- PROBLEM DESCRIPTION: Send each entry back exactly as given, pictures excluded.

- SUPPLIED INFORMATION:
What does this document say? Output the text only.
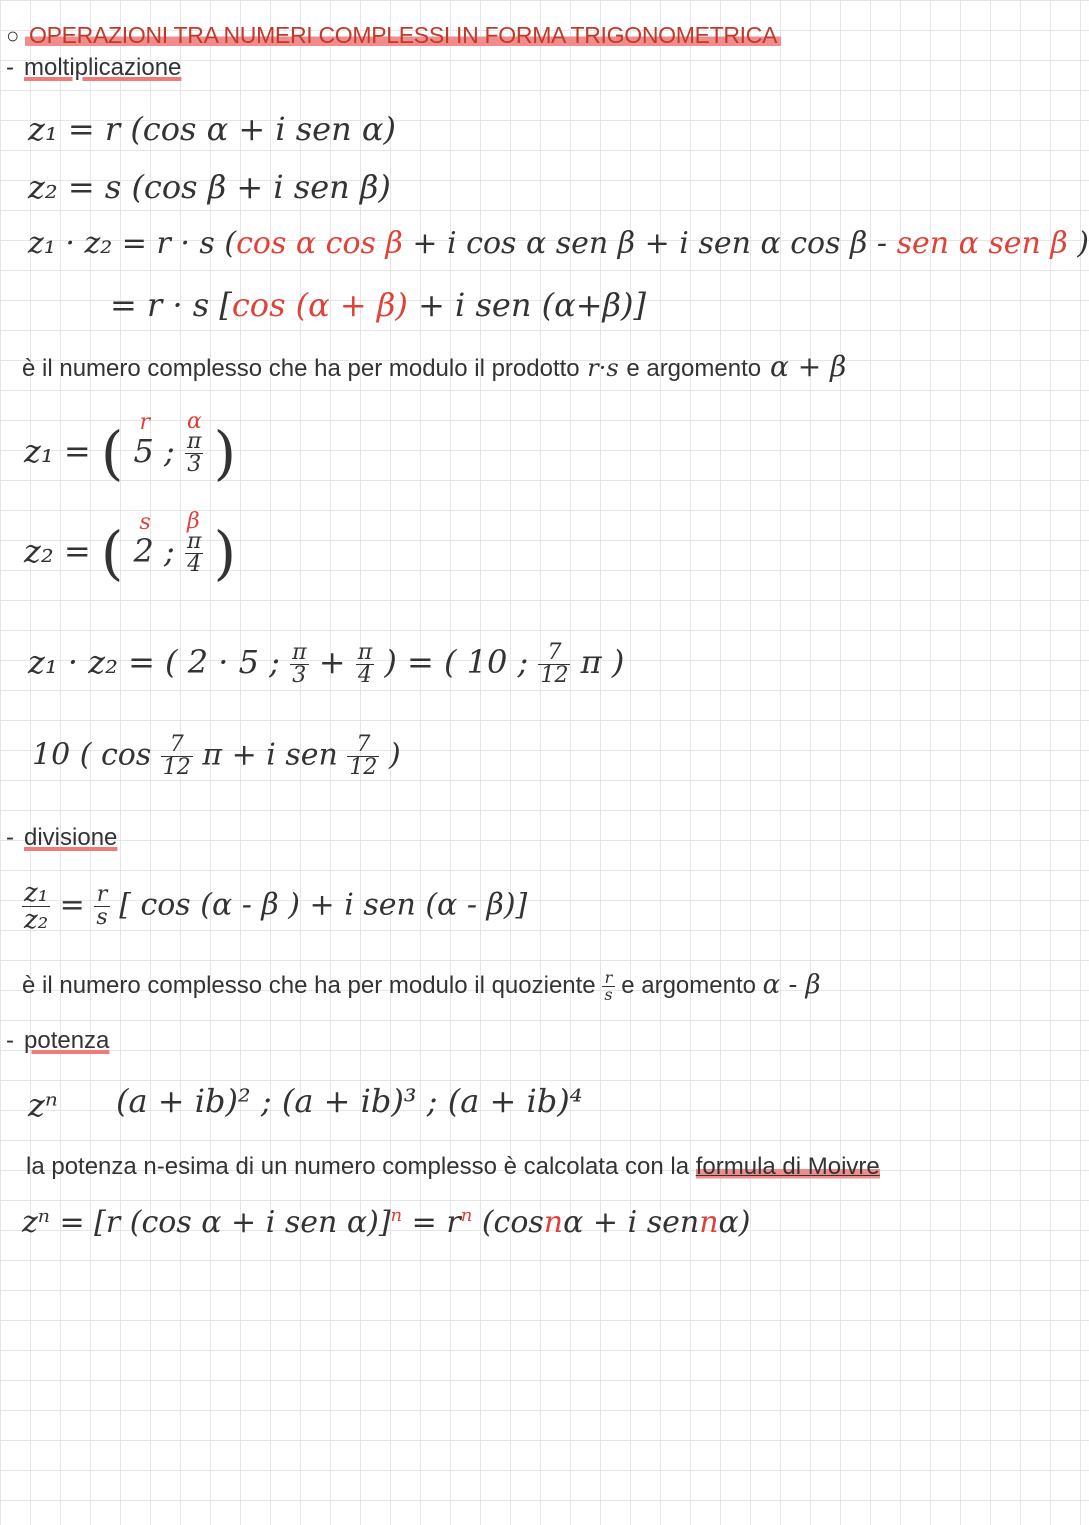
○ OPERAZIONI TRA NUMERI COMPLESSI IN FORMA TRIGONOMETRICA
- moltiplicazione
z₁ = r (cos α + i sen α)
z₂ = s (cos β + i sen β)
z₁ · z₂ = r · s (cos α cos β + i cos α sen β + i sen α cos β - sen α sen β )
= r · s [cos (α + β) + i sen (α+β)]
è il numero complesso che ha per modulo il prodotto r·s e argomento α + β
z₁ = ( r
5 ;
α
$\frac{\pi}{3}$ )
z₂ = ( s
2 ;
β
$\frac{\pi}{4}$ )
z₁ · z₂ = ( 2 · 5 ; $\frac{\pi}{3} + \frac{\pi}{4}$ ) = ( 10 ; $\frac{7}{12}$ π )
10 ( $\cos \frac{7}{12}$ π + i sen $\frac{7}{12}$ )
- divisione
$\frac{\text{z₁}}{\text{z₂}} = \frac{r}{s}$ [ cos (α - β ) + i sen (α - β)]
è il numero complesso che ha per modulo il quoziente $\frac{r}{s}$ e argomento α - β
- potenza
zⁿ (a + ib)² ; (a + ib)³ ; (a + ib)⁴
la potenza n-esima di un numero complesso è calcolata con la formula di Moivre
zⁿ = [r (cos α + i sen $\alpha)]^n = r^n$ (cosnα + i sennα)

- RESULT FOR THIS TASK:
What does this document say? Output the text only.
○ OPERAZIONI TRA NUMERI COMPLESSI IN FORMA TRIGONOMETRICA
- moltiplicazione
z₁ = r (cos α + i sen α)
z₂ = s (cos β + i sen β)
z₁ · z₂ = r · s (cos α cos β + i cos α sen β + i sen α cos β - sen α sen β )
= r · s [cos (α + β) + i sen (α+β)]
è il numero complesso che ha per modulo il prodotto r·s e argomento α + β
z₁ = ( r
5 ;
α
$\frac{\pi}{3}$ )
z₂ = ( s
2 ;
β
$\frac{\pi}{4}$ )
z₁ · z₂ = ( 2 · 5 ; $\frac{\pi}{3} + \frac{\pi}{4}$ ) = ( 10 ; $\frac{7}{12}$ π )
10 ( $\cos \frac{7}{12}$ π + i sen $\frac{7}{12}$ )
- divisione
$\frac{\text{z₁}}{\text{z₂}} = \frac{r}{s}$ [ cos (α - β ) + i sen (α - β)]
è il numero complesso che ha per modulo il quoziente $\frac{r}{s}$ e argomento α - β
- potenza
zⁿ (a + ib)² ; (a + ib)³ ; (a + ib)⁴
la potenza n-esima di un numero complesso è calcolata con la formula di Moivre
zⁿ = [r (cos α + i sen $\alpha)]^n = r^n$ (cosnα + i sennα)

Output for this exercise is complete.